• **WHAT THE TASK REQUIRES**
From the listing below, extract every line containing "plain".

• **RECORDS FOR THIS TASK**

-- Start --

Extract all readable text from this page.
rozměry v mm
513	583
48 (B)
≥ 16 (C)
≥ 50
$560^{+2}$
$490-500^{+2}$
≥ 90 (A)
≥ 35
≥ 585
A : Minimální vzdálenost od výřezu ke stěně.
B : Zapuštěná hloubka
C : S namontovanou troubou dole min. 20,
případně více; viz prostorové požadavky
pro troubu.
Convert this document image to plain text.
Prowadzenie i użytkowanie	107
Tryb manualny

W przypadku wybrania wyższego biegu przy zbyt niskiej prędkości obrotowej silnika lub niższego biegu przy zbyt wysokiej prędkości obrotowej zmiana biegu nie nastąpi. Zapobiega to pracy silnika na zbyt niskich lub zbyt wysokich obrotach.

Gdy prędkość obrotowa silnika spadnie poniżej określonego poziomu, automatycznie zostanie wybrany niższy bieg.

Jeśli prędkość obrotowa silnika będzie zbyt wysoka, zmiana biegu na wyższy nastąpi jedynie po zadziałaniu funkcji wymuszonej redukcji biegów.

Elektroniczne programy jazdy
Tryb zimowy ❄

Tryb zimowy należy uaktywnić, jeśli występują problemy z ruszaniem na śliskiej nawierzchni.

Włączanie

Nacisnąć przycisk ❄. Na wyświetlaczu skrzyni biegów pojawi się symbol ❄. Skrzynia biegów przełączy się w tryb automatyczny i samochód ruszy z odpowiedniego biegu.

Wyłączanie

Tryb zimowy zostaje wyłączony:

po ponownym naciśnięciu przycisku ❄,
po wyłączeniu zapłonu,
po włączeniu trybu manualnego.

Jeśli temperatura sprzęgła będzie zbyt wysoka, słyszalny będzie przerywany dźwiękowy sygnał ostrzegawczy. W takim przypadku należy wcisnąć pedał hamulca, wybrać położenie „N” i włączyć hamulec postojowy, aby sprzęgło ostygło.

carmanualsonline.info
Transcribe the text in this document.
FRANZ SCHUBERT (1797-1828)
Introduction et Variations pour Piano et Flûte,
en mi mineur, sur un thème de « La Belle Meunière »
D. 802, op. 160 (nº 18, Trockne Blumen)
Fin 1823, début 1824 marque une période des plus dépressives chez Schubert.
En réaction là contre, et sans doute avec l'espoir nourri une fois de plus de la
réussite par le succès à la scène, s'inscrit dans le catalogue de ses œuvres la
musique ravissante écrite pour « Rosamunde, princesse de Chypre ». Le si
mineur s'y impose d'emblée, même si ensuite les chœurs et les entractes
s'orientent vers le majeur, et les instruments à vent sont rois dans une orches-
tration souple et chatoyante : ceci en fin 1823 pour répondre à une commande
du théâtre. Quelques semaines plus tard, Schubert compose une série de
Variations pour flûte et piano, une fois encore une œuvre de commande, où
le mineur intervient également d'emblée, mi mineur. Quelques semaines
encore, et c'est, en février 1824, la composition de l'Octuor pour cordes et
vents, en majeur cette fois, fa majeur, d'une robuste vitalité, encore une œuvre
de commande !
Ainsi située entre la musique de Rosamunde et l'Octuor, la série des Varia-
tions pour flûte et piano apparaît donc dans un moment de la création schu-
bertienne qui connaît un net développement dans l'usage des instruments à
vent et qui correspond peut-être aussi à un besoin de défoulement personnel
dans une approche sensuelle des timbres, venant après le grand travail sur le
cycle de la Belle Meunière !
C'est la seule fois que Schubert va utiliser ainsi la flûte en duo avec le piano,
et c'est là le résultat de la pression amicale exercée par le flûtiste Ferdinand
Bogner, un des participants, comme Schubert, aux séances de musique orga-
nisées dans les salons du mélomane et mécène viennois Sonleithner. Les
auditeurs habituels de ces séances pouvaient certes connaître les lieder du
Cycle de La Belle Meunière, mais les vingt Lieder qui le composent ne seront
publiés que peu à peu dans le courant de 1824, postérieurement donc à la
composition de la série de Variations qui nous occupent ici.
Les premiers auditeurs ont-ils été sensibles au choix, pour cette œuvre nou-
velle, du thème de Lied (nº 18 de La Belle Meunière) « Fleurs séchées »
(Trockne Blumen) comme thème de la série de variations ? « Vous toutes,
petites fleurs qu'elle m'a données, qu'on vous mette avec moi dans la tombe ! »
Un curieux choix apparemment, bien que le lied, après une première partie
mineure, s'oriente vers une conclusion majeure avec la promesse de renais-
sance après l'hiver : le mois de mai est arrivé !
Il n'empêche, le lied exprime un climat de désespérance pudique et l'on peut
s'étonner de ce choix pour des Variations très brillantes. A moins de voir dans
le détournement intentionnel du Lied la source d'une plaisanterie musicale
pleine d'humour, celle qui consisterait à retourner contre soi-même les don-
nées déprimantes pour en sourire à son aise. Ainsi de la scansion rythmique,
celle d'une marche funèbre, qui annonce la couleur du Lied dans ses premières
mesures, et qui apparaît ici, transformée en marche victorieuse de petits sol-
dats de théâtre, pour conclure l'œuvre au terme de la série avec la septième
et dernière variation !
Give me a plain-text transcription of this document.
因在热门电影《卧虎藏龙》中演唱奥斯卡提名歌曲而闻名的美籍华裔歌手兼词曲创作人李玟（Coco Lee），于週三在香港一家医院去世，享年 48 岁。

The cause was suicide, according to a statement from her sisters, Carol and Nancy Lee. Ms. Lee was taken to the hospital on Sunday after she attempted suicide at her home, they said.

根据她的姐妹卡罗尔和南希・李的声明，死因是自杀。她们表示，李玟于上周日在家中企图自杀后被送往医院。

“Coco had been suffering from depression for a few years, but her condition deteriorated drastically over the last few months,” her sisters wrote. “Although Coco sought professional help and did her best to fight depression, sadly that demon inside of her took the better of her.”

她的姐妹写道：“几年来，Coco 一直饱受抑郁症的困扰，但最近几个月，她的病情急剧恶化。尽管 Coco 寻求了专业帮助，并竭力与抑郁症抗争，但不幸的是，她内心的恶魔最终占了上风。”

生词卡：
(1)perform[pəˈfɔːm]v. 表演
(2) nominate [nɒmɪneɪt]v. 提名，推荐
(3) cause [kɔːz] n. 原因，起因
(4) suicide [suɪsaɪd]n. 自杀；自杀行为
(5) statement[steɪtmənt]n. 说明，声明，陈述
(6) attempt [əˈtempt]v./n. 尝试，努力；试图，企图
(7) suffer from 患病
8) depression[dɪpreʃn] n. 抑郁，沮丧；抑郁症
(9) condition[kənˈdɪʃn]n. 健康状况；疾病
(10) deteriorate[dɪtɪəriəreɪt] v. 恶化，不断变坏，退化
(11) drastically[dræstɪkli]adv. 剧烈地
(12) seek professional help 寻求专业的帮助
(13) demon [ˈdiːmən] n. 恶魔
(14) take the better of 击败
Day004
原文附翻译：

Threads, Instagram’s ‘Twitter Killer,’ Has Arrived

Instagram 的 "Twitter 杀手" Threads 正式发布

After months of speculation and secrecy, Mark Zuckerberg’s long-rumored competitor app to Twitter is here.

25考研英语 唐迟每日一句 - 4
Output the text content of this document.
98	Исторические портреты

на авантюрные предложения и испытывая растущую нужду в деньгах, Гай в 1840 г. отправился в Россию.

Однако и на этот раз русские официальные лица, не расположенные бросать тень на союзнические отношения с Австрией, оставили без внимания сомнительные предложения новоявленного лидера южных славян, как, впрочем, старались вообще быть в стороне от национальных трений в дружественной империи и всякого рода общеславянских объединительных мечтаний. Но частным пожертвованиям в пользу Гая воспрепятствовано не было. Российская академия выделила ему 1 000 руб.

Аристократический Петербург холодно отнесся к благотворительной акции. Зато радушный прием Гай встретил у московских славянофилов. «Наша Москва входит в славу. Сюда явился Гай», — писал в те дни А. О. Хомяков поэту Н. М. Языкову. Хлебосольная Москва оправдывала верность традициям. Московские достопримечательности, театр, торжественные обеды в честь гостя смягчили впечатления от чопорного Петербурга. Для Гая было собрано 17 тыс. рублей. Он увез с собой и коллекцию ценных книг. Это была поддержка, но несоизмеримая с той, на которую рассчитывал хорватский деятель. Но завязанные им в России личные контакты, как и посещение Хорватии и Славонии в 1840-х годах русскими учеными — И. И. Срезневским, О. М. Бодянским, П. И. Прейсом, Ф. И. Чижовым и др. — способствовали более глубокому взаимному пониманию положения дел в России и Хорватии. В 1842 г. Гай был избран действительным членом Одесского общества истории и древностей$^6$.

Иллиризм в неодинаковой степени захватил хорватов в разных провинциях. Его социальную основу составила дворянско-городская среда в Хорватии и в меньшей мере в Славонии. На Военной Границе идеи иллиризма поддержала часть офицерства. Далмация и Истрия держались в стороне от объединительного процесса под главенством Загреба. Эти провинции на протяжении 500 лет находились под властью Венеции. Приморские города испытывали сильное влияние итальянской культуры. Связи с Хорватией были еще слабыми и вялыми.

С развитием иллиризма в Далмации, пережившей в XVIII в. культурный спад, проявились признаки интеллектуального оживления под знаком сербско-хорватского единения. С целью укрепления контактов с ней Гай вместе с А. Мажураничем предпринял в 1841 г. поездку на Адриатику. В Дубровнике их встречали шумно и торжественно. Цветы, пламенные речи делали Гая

-- End --

• **RESPONSE TO THIS EXERCISE**
Convert this document image to plain text.
Give me a plain-text transcription of this document.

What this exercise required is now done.